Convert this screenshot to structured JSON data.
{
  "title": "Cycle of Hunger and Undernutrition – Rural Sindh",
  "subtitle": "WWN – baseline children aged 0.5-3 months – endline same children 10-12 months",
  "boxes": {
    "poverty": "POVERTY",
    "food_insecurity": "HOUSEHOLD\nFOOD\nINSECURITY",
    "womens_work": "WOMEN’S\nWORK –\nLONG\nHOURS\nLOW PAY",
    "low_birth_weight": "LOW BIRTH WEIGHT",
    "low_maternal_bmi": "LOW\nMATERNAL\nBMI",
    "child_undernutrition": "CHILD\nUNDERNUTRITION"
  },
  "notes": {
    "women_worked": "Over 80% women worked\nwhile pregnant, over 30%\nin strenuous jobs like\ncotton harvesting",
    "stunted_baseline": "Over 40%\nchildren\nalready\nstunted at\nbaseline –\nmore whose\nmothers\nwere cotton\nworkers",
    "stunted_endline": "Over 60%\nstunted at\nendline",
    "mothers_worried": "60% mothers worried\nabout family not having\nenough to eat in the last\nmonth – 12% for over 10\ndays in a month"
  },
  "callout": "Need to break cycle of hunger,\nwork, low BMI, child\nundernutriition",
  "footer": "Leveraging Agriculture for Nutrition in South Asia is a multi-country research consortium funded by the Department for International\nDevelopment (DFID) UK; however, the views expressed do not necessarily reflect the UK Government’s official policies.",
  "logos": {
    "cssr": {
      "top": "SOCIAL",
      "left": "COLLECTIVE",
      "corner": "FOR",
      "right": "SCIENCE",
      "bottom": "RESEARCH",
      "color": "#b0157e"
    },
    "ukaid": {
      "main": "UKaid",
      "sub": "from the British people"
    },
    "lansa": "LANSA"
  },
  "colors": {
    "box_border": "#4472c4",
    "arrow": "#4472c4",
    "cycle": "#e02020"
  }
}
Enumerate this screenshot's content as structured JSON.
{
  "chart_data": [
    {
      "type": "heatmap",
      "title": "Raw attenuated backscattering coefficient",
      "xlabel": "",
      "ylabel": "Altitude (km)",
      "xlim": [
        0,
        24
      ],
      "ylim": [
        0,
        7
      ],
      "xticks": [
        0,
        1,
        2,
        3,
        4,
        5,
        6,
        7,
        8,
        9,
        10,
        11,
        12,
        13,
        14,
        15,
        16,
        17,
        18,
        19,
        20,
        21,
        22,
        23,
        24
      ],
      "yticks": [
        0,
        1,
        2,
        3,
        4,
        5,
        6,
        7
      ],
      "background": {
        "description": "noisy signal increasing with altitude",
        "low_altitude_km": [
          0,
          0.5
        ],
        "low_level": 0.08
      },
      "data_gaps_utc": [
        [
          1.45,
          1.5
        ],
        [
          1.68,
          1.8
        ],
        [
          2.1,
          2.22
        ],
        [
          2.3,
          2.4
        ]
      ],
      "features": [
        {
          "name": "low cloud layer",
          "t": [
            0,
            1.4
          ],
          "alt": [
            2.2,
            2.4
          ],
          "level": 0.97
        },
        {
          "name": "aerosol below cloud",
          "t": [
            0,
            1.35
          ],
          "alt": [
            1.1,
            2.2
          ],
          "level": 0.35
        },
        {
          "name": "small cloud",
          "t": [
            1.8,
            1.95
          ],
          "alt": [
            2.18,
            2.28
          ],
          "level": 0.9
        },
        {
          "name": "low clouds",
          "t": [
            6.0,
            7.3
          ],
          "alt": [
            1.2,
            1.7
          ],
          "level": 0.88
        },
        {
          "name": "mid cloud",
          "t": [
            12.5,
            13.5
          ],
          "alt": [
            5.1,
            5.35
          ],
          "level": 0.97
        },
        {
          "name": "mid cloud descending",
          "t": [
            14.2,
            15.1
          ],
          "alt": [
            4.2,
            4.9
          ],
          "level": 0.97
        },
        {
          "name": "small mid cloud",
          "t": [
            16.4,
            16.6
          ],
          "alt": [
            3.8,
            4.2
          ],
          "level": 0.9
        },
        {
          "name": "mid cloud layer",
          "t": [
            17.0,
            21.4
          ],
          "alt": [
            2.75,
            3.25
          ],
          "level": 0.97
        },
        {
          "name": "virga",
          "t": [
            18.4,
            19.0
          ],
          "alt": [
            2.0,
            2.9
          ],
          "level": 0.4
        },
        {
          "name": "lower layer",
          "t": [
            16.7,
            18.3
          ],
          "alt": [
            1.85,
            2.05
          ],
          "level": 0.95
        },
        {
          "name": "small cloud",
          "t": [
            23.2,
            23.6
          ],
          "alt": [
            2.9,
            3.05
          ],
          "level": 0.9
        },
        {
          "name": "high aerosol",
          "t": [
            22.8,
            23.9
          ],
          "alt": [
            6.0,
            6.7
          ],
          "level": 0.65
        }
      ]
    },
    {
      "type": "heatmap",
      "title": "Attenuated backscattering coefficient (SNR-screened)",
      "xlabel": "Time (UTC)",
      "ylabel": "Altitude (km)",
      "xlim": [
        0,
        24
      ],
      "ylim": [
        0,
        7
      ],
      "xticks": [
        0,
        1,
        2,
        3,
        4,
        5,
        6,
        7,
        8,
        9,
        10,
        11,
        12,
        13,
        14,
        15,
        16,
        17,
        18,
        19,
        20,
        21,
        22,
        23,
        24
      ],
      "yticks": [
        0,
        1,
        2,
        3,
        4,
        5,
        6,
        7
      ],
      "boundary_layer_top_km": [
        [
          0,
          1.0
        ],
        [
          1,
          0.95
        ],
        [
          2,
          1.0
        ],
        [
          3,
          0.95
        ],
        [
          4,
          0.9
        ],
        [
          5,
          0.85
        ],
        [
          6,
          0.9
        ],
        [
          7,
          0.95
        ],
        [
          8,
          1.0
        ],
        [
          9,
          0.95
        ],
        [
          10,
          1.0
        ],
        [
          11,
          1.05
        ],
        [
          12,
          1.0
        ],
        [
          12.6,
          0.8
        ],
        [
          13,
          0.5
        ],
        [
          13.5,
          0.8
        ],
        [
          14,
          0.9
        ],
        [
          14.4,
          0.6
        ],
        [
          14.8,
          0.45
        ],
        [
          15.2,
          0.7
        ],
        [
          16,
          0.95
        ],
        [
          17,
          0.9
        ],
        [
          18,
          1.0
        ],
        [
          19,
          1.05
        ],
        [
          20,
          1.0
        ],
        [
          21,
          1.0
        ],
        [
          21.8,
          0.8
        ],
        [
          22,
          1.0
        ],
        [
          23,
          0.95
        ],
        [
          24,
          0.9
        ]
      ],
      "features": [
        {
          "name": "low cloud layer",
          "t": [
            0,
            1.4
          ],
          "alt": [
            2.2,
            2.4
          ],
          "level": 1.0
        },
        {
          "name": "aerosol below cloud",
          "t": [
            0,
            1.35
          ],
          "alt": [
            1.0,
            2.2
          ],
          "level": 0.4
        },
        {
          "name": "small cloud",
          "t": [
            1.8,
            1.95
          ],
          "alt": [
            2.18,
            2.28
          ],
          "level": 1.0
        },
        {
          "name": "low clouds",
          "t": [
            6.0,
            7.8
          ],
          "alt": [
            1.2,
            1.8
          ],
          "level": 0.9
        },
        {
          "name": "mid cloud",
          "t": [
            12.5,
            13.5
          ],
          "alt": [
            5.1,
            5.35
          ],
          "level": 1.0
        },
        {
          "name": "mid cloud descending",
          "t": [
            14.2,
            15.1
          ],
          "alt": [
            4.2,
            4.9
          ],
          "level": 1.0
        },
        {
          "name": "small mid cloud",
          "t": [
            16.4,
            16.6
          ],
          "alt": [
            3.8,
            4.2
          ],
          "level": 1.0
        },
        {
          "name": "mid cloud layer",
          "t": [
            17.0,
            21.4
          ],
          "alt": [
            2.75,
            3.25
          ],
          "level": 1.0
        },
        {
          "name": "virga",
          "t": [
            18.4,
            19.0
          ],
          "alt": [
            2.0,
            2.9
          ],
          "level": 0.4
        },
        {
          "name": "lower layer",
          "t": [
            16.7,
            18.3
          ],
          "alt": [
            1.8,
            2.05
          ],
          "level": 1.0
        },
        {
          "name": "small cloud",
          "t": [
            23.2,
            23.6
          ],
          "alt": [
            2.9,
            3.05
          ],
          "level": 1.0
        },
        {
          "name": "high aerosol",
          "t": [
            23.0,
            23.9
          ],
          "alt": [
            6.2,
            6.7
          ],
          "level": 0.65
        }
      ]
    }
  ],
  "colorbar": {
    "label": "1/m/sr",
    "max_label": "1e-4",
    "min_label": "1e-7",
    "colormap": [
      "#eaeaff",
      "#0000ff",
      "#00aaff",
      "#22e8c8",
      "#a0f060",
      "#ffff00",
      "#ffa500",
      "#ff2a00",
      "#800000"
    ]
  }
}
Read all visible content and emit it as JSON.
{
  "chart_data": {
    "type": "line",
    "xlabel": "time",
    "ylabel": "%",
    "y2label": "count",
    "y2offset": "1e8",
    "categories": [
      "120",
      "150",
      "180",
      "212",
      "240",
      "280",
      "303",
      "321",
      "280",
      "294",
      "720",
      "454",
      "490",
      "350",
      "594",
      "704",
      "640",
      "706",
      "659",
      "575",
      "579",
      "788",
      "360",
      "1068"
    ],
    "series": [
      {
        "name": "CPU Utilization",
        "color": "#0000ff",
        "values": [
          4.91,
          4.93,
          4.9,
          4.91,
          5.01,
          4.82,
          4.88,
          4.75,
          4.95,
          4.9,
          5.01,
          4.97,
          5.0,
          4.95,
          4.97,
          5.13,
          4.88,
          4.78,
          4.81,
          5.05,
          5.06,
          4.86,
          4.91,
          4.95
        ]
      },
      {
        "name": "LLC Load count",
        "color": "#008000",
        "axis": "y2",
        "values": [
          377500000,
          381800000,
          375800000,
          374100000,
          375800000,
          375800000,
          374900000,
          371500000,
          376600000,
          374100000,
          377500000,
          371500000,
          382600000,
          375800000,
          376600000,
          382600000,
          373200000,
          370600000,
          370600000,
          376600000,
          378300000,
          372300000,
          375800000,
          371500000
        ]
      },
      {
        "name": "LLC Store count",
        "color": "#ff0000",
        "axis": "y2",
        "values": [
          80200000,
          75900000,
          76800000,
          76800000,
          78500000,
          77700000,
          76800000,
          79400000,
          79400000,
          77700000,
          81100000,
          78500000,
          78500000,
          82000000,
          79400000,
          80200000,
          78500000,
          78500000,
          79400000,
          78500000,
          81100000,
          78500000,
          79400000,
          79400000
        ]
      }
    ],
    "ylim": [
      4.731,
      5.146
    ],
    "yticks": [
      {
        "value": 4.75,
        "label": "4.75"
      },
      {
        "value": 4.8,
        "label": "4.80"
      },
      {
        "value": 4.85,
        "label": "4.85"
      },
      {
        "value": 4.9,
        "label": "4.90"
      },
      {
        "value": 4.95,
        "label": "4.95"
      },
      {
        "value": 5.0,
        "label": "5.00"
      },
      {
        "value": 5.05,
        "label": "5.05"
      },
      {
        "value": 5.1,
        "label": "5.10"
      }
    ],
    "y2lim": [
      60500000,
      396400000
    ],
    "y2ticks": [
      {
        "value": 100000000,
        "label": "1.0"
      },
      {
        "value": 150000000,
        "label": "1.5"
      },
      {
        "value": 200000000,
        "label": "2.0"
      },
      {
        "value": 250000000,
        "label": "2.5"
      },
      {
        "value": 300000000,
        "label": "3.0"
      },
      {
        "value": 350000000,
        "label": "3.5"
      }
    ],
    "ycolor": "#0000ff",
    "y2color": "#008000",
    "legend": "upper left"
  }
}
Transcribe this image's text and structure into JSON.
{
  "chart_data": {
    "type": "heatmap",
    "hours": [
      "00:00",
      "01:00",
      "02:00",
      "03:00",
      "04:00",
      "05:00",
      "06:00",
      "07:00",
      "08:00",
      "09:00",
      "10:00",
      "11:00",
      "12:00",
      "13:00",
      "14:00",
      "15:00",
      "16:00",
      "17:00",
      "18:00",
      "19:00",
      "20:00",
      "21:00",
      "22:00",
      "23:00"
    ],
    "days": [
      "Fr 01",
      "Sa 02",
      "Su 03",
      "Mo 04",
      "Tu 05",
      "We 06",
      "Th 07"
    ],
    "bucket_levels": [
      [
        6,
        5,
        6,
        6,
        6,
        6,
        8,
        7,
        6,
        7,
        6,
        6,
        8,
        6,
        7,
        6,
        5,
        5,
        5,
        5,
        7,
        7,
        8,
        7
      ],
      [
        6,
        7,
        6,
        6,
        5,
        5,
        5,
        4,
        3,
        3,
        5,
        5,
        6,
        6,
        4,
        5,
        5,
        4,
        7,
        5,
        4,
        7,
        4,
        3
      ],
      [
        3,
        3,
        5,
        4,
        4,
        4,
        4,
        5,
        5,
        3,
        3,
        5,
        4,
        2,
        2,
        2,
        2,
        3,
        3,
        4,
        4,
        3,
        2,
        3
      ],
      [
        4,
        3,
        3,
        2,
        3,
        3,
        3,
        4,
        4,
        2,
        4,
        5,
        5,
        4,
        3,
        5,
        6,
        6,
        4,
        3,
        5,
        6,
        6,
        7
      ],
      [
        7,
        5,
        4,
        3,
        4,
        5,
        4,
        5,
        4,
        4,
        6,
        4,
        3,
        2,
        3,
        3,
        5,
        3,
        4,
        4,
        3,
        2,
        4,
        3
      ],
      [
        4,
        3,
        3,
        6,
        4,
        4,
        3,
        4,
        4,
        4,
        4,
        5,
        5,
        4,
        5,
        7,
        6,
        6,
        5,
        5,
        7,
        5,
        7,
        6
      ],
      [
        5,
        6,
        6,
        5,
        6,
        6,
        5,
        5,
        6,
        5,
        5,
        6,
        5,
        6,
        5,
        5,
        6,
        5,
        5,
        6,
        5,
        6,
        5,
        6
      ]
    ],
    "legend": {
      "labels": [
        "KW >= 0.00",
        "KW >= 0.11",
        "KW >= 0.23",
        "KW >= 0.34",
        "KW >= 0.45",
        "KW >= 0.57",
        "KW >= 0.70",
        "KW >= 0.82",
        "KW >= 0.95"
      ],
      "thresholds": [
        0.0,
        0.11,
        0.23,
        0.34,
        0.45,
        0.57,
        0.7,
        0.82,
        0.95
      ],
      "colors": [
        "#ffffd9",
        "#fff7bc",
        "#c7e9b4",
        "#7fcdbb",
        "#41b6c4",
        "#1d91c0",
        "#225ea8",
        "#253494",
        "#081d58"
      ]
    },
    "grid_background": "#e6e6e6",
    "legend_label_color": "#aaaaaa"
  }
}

_ _ _ _ _

- YOUR GOAL
In the entries above, count each line holding "this" and report the total and nothing more.

- OUTPUT
3